▶ _YOUR INSTRUCTIONS_
Provide nothing beyond the count of lines that include the string "data".
====
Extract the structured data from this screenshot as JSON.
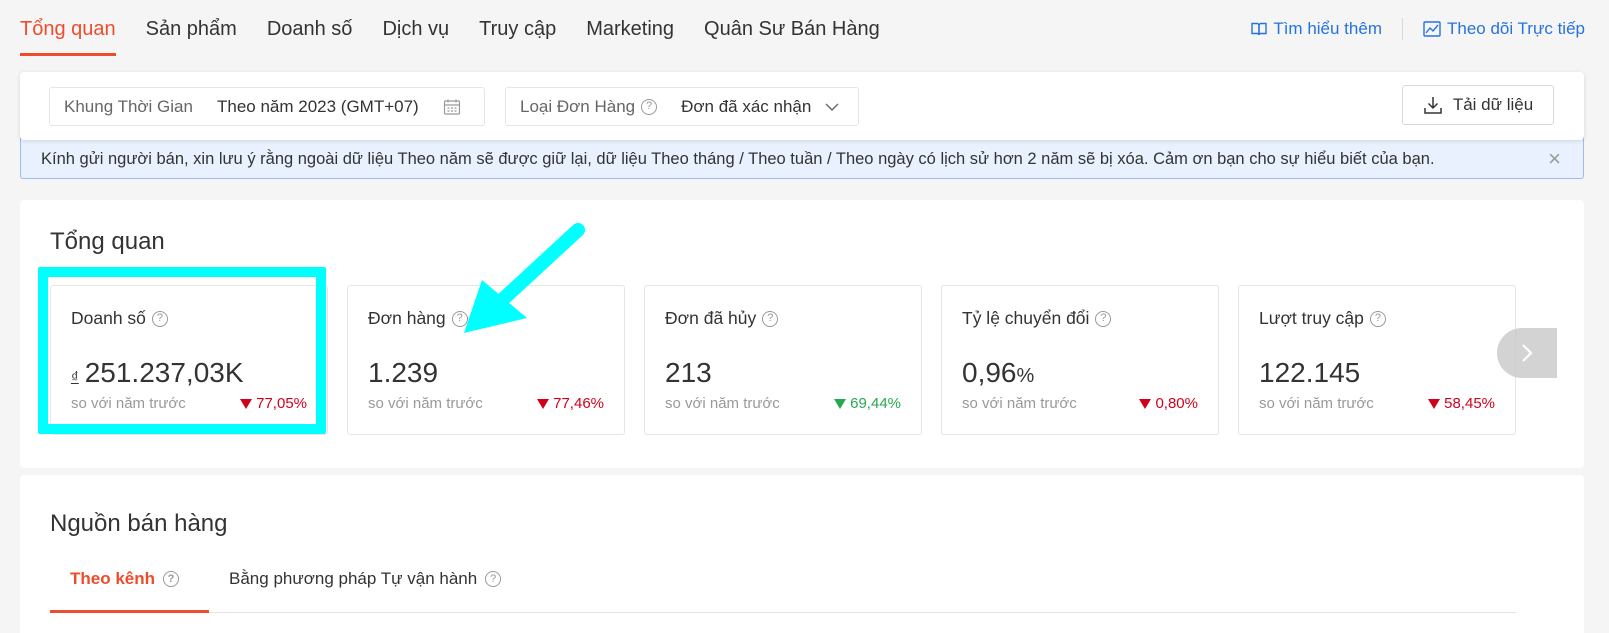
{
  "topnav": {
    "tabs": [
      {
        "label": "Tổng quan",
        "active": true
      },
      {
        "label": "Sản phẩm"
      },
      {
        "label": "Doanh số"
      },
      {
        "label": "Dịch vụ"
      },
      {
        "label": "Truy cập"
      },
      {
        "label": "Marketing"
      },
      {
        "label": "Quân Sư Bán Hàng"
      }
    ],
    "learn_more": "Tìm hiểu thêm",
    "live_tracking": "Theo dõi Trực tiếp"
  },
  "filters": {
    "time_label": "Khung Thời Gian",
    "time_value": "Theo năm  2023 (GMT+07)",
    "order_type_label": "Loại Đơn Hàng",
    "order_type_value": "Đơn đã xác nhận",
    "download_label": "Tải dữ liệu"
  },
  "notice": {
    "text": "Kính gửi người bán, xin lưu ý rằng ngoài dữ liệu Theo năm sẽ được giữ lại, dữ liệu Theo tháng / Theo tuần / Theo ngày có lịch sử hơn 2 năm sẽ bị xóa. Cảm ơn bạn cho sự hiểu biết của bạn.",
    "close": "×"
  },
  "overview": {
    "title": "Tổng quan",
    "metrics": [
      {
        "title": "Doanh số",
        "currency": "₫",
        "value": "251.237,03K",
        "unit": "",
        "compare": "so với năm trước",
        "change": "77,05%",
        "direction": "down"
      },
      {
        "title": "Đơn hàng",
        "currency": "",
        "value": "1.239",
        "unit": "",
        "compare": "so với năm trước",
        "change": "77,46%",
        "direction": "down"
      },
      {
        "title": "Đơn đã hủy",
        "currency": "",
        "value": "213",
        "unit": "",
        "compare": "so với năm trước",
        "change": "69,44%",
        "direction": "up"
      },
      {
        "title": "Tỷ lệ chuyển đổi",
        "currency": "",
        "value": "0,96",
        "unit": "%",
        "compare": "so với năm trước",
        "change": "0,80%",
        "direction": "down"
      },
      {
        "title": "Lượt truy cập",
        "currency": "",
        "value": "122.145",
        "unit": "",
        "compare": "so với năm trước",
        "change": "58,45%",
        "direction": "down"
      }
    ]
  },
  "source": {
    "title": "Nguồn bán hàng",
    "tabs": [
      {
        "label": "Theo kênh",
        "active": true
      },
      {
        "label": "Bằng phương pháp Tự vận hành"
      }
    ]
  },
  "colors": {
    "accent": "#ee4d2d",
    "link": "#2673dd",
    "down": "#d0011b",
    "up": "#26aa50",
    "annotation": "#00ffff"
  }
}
====
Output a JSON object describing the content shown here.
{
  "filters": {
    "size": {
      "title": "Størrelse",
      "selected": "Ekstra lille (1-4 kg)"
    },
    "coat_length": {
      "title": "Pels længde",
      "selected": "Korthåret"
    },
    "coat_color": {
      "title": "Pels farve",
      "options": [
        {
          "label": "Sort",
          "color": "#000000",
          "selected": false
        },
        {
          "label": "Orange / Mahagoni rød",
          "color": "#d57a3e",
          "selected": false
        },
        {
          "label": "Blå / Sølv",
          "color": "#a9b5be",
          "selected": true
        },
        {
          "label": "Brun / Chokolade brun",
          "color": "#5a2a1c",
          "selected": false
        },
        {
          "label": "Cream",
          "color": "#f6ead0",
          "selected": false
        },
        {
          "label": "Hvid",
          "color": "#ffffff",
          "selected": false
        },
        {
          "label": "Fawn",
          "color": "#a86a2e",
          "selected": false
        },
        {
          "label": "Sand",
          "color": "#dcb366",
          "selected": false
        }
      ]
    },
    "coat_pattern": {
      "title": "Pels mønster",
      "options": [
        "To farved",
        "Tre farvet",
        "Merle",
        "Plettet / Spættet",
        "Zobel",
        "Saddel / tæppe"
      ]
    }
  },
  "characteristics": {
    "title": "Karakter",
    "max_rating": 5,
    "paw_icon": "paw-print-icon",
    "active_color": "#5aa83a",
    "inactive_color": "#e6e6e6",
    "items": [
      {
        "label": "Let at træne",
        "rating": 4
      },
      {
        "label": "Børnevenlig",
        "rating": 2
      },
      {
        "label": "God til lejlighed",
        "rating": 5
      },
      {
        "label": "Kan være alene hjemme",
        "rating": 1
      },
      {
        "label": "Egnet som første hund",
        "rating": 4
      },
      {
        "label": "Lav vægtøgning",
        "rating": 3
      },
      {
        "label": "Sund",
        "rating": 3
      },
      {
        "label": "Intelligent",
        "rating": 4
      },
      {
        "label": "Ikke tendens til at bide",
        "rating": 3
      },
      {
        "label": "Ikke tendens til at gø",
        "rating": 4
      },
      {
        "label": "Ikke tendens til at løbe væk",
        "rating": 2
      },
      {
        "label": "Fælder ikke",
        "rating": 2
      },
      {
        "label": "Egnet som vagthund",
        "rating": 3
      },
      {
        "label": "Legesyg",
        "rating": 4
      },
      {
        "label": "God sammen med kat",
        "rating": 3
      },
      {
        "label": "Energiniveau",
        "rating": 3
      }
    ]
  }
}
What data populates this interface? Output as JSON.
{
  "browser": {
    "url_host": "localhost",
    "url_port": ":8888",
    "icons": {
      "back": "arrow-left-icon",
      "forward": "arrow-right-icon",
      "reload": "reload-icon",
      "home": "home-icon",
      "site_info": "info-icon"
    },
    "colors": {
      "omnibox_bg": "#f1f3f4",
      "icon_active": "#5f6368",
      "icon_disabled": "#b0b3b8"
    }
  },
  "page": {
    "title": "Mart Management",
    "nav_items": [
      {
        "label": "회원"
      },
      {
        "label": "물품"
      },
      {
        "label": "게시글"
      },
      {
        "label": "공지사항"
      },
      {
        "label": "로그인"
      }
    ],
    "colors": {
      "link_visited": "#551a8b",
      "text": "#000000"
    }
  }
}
====
▶ _FINAL RESULT_
2